Please give the listing again, word for word, with nothing left out.

- The records
--
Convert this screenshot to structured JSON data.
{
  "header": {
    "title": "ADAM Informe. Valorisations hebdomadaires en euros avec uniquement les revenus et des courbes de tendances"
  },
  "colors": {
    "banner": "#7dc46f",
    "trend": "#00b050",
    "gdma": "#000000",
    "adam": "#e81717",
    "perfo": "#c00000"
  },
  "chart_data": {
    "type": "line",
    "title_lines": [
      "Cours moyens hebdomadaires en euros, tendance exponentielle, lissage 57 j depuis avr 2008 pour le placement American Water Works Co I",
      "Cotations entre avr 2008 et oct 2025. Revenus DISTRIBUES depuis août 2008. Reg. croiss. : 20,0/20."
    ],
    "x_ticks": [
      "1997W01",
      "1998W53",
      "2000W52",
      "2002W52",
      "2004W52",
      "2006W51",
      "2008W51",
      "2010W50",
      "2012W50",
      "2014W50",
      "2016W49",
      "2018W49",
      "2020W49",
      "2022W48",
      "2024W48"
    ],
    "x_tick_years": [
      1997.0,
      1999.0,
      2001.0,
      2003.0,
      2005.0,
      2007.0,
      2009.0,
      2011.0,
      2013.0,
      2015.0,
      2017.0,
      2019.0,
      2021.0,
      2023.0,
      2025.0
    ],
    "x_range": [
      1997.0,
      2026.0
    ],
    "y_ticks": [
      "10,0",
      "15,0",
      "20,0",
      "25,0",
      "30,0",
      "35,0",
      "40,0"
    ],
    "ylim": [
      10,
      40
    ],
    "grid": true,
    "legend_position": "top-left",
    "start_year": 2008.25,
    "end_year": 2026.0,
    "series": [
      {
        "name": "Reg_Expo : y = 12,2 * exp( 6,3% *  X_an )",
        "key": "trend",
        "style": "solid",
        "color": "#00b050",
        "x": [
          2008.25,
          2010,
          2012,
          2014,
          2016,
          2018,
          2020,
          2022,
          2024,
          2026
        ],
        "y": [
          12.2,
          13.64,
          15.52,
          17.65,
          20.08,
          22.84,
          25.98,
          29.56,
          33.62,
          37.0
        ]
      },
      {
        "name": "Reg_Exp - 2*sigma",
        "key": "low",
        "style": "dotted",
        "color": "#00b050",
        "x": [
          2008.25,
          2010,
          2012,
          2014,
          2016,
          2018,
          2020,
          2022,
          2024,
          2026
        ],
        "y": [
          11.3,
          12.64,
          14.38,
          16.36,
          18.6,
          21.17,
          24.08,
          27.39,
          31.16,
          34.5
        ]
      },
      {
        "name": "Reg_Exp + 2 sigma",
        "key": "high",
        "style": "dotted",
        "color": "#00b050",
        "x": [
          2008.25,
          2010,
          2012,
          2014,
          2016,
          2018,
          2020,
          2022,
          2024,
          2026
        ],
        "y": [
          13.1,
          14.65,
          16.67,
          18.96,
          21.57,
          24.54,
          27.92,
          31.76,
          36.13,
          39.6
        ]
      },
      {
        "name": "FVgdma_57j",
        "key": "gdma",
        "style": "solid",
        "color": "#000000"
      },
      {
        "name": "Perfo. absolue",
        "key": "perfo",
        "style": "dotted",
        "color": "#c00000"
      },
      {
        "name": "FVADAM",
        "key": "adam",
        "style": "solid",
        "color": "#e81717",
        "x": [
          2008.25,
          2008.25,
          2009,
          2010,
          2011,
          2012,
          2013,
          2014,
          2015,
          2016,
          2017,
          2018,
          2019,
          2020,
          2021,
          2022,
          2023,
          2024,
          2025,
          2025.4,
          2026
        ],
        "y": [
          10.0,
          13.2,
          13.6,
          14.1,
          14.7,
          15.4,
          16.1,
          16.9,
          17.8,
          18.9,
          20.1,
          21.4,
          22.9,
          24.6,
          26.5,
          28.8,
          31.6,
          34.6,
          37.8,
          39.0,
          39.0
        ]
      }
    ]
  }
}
--
- Reply to the exercise
Convert this screenshot to structured JSON data.
{
  "header": {
    "title": "ADAM Informe. Valorisations hebdomadaires en euros avec uniquement les revenus et des courbes de tendances"
  },
  "colors": {
    "banner": "#7dc46f",
    "trend": "#00b050",
    "gdma": "#000000",
    "adam": "#e81717",
    "perfo": "#c00000"
  },
  "chart_data": {
    "type": "line",
    "title_lines": [
      "Cours moyens hebdomadaires en euros, tendance exponentielle, lissage 57 j depuis avr 2008 pour le placement American Water Works Co I",
      "Cotations entre avr 2008 et oct 2025. Revenus DISTRIBUES depuis août 2008. Reg. croiss. : 20,0/20."
    ],
    "x_ticks": [
      "1997W01",
      "1998W53",
      "2000W52",
      "2002W52",
      "2004W52",
      "2006W51",
      "2008W51",
      "2010W50",
      "2012W50",
      "2014W50",
      "2016W49",
      "2018W49",
      "2020W49",
      "2022W48",
      "2024W48"
    ],
    "x_tick_years": [
      1997.0,
      1999.0,
      2001.0,
      2003.0,
      2005.0,
      2007.0,
      2009.0,
      2011.0,
      2013.0,
      2015.0,
      2017.0,
      2019.0,
      2021.0,
      2023.0,
      2025.0
    ],
    "x_range": [
      1997.0,
      2026.0
    ],
    "y_ticks": [
      "10,0",
      "15,0",
      "20,0",
      "25,0",
      "30,0",
      "35,0",
      "40,0"
    ],
    "ylim": [
      10,
      40
    ],
    "grid": true,
    "legend_position": "top-left",
    "start_year": 2008.25,
    "end_year": 2026.0,
    "series": [
      {
        "name": "Reg_Expo : y = 12,2 * exp( 6,3% *  X_an )",
        "key": "trend",
        "style": "solid",
        "color": "#00b050",
        "x": [
          2008.25,
          2010,
          2012,
          2014,
          2016,
          2018,
          2020,
          2022,
          2024,
          2026
        ],
        "y": [
          12.2,
          13.64,
          15.52,
          17.65,
          20.08,
          22.84,
          25.98,
          29.56,
          33.62,
          37.0
        ]
      },
      {
        "name": "Reg_Exp - 2*sigma",
        "key": "low",
        "style": "dotted",
        "color": "#00b050",
        "x": [
          2008.25,
          2010,
          2012,
          2014,
          2016,
          2018,
          2020,
          2022,
          2024,
          2026
        ],
        "y": [
          11.3,
          12.64,
          14.38,
          16.36,
          18.6,
          21.17,
          24.08,
          27.39,
          31.16,
          34.5
        ]
      },
      {
        "name": "Reg_Exp + 2 sigma",
        "key": "high",
        "style": "dotted",
        "color": "#00b050",
        "x": [
          2008.25,
          2010,
          2012,
          2014,
          2016,
          2018,
          2020,
          2022,
          2024,
          2026
        ],
        "y": [
          13.1,
          14.65,
          16.67,
          18.96,
          21.57,
          24.54,
          27.92,
          31.76,
          36.13,
          39.6
        ]
      },
      {
        "name": "FVgdma_57j",
        "key": "gdma",
        "style": "solid",
        "color": "#000000"
      },
      {
        "name": "Perfo. absolue",
        "key": "perfo",
        "style": "dotted",
        "color": "#c00000"
      },
      {
        "name": "FVADAM",
        "key": "adam",
        "style": "solid",
        "color": "#e81717",
        "x": [
          2008.25,
          2008.25,
          2009,
          2010,
          2011,
          2012,
          2013,
          2014,
          2015,
          2016,
          2017,
          2018,
          2019,
          2020,
          2021,
          2022,
          2023,
          2024,
          2025,
          2025.4,
          2026
        ],
        "y": [
          10.0,
          13.2,
          13.6,
          14.1,
          14.7,
          15.4,
          16.1,
          16.9,
          17.8,
          18.9,
          20.1,
          21.4,
          22.9,
          24.6,
          26.5,
          28.8,
          31.6,
          34.6,
          37.8,
          39.0,
          39.0
        ]
      }
    ]
  }
}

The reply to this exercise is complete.